══ Raw data

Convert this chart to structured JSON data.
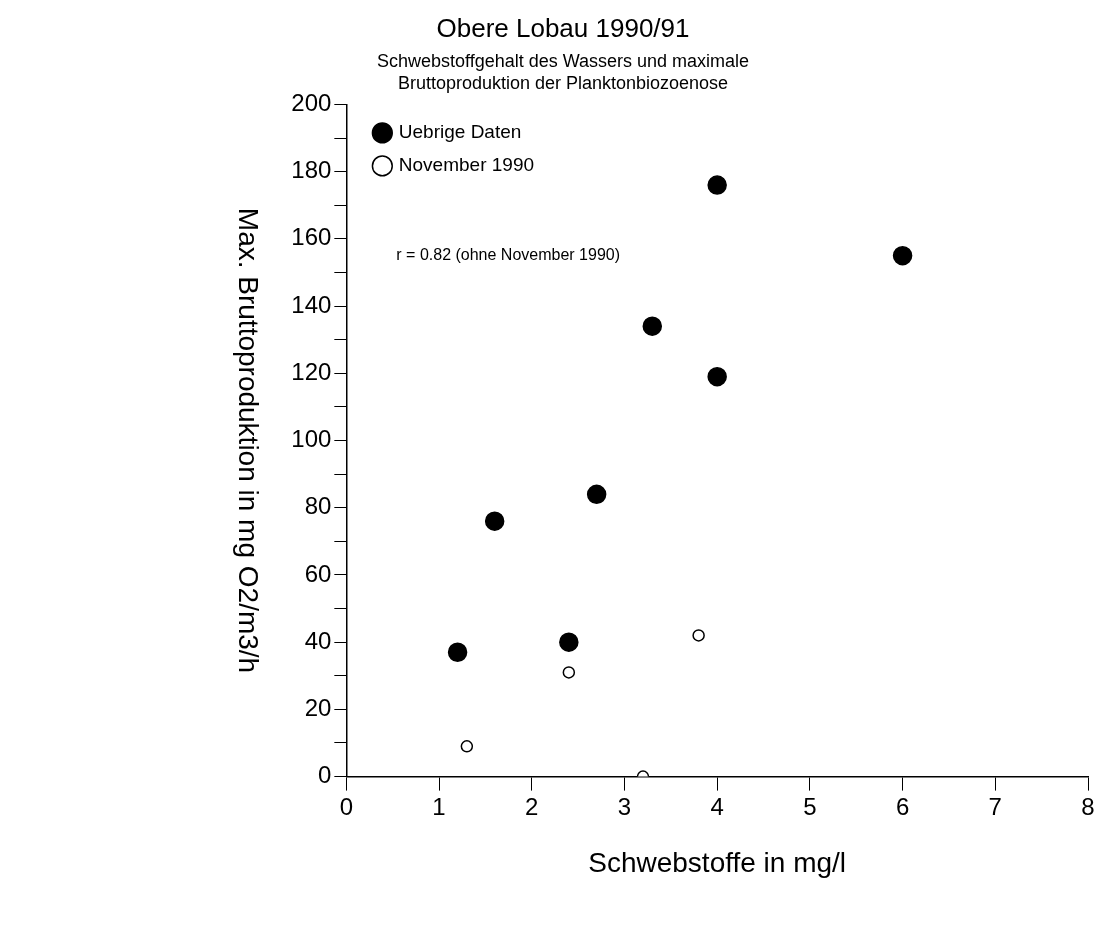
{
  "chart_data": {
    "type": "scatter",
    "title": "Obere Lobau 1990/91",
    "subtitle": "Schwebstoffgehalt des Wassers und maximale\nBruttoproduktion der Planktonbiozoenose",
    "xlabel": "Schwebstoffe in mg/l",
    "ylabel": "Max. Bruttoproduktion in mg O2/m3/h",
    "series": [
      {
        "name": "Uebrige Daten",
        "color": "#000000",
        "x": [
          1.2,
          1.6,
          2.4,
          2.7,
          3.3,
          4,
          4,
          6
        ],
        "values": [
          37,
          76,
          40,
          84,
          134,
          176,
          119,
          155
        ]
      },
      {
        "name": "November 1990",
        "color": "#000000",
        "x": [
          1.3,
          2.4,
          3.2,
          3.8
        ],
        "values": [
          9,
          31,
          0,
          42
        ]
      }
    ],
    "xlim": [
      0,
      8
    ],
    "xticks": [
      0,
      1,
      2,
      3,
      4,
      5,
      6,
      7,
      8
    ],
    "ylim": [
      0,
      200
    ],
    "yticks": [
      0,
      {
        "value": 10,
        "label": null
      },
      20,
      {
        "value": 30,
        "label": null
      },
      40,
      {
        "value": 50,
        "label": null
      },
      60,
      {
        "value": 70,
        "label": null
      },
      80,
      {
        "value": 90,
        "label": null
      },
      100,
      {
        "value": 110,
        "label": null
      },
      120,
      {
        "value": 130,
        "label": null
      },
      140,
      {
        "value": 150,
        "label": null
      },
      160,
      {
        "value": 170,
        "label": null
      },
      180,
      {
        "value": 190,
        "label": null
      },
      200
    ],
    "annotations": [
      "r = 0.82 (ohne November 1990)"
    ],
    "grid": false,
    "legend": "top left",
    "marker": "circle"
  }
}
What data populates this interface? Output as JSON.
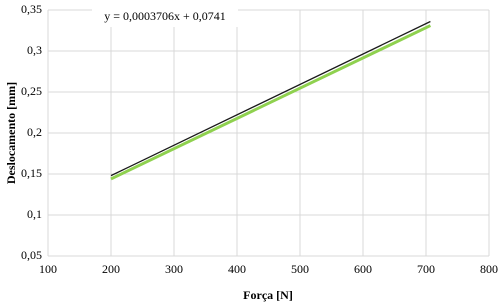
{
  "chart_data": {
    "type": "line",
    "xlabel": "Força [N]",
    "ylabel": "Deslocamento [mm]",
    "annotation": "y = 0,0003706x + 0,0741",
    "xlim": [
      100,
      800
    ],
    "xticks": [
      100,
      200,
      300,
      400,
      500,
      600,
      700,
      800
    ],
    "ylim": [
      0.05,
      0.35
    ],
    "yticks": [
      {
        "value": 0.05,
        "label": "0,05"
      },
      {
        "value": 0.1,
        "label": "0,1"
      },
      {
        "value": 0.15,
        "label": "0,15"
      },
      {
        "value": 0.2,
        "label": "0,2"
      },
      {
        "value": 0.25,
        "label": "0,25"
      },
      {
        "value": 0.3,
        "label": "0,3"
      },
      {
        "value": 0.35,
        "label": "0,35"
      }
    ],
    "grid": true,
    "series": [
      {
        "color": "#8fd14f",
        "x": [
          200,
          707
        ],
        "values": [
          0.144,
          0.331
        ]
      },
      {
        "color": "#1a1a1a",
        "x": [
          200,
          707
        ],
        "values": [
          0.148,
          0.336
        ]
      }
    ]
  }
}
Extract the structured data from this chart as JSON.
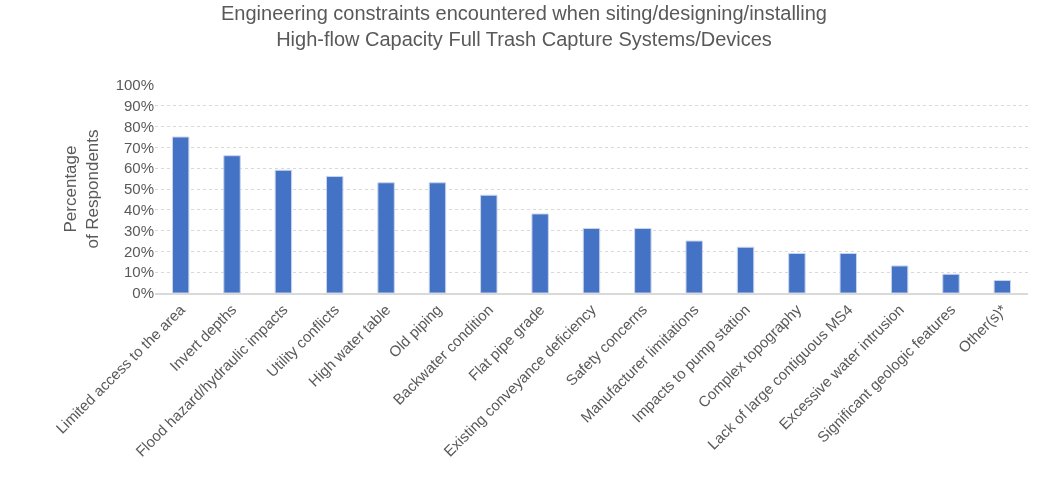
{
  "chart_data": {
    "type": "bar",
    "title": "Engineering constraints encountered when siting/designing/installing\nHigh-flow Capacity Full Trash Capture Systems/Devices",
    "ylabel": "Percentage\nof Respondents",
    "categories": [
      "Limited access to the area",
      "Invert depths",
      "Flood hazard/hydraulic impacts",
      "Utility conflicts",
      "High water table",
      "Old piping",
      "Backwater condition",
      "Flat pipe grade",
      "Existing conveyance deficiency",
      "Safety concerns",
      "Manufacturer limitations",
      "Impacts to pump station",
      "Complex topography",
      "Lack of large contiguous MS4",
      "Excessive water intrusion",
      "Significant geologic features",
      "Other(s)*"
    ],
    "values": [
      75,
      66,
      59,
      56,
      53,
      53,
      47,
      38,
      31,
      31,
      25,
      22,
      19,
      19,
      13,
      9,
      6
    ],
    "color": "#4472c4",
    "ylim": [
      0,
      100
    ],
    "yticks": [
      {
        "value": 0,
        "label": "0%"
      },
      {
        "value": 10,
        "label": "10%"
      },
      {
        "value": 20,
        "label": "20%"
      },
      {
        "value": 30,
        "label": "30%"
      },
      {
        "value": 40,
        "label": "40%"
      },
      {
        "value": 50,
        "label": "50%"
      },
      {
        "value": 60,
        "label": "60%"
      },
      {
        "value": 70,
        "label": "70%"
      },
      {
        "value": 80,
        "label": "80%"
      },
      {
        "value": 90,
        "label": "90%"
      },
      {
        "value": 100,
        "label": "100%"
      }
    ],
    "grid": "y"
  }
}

════

- [Directions] Reproduce each line exactly as it appears, omitting the pictures.

- [Written response]
Convert this chart to structured JSON data.
{
  "chart_data": {
    "type": "scatter",
    "title": "Obere Lobau 1990/91",
    "subtitle": "Schwebstoffgehalt des Wassers und maximale\nBruttoproduktion der Planktonbiozoenose",
    "xlabel": "Schwebstoffe in mg/l",
    "ylabel": "Max. Bruttoproduktion in mg O2/m3/h",
    "series": [
      {
        "name": "Uebrige Daten",
        "color": "#000000",
        "x": [
          1.2,
          1.6,
          2.4,
          2.7,
          3.3,
          4,
          4,
          6
        ],
        "values": [
          37,
          76,
          40,
          84,
          134,
          176,
          119,
          155
        ]
      },
      {
        "name": "November 1990",
        "color": "#000000",
        "x": [
          1.3,
          2.4,
          3.2,
          3.8
        ],
        "values": [
          9,
          31,
          0,
          42
        ]
      }
    ],
    "xlim": [
      0,
      8
    ],
    "xticks": [
      0,
      1,
      2,
      3,
      4,
      5,
      6,
      7,
      8
    ],
    "ylim": [
      0,
      200
    ],
    "yticks": [
      0,
      {
        "value": 10,
        "label": null
      },
      20,
      {
        "value": 30,
        "label": null
      },
      40,
      {
        "value": 50,
        "label": null
      },
      60,
      {
        "value": 70,
        "label": null
      },
      80,
      {
        "value": 90,
        "label": null
      },
      100,
      {
        "value": 110,
        "label": null
      },
      120,
      {
        "value": 130,
        "label": null
      },
      140,
      {
        "value": 150,
        "label": null
      },
      160,
      {
        "value": 170,
        "label": null
      },
      180,
      {
        "value": 190,
        "label": null
      },
      200
    ],
    "annotations": [
      "r = 0.82 (ohne November 1990)"
    ],
    "grid": false,
    "legend": "top left",
    "marker": "circle"
  }
}
What data populates this interface? Output as JSON.
{
  "chart_data": {
    "type": "line",
    "xlabel": "Força [N]",
    "ylabel": "Deslocamento [mm]",
    "annotation": "y = 0,0003706x + 0,0741",
    "xlim": [
      100,
      800
    ],
    "xticks": [
      100,
      200,
      300,
      400,
      500,
      600,
      700,
      800
    ],
    "ylim": [
      0.05,
      0.35
    ],
    "yticks": [
      {
        "value": 0.05,
        "label": "0,05"
      },
      {
        "value": 0.1,
        "label": "0,1"
      },
      {
        "value": 0.15,
        "label": "0,15"
      },
      {
        "value": 0.2,
        "label": "0,2"
      },
      {
        "value": 0.25,
        "label": "0,25"
      },
      {
        "value": 0.3,
        "label": "0,3"
      },
      {
        "value": 0.35,
        "label": "0,35"
      }
    ],
    "grid": true,
    "series": [
      {
        "color": "#8fd14f",
        "x": [
          200,
          707
        ],
        "values": [
          0.144,
          0.331
        ]
      },
      {
        "color": "#1a1a1a",
        "x": [
          200,
          707
        ],
        "values": [
          0.148,
          0.336
        ]
      }
    ]
  }
}
Extract the structured data from this chart as JSON.
{
  "chart_data": {
    "type": "bar",
    "title": "Engineering constraints encountered when siting/designing/installing\nHigh-flow Capacity Full Trash Capture Systems/Devices",
    "ylabel": "Percentage\nof Respondents",
    "categories": [
      "Limited access to the area",
      "Invert depths",
      "Flood hazard/hydraulic impacts",
      "Utility conflicts",
      "High water table",
      "Old piping",
      "Backwater condition",
      "Flat pipe grade",
      "Existing conveyance deficiency",
      "Safety concerns",
      "Manufacturer limitations",
      "Impacts to pump station",
      "Complex topography",
      "Lack of large contiguous MS4",
      "Excessive water intrusion",
      "Significant geologic features",
      "Other(s)*"
    ],
    "values": [
      75,
      66,
      59,
      56,
      53,
      53,
      47,
      38,
      31,
      31,
      25,
      22,
      19,
      19,
      13,
      9,
      6
    ],
    "color": "#4472c4",
    "ylim": [
      0,
      100
    ],
    "yticks": [
      {
        "value": 0,
        "label": "0%"
      },
      {
        "value": 10,
        "label": "10%"
      },
      {
        "value": 20,
        "label": "20%"
      },
      {
        "value": 30,
        "label": "30%"
      },
      {
        "value": 40,
        "label": "40%"
      },
      {
        "value": 50,
        "label": "50%"
      },
      {
        "value": 60,
        "label": "60%"
      },
      {
        "value": 70,
        "label": "70%"
      },
      {
        "value": 80,
        "label": "80%"
      },
      {
        "value": 90,
        "label": "90%"
      },
      {
        "value": 100,
        "label": "100%"
      }
    ],
    "grid": "y"
  }
}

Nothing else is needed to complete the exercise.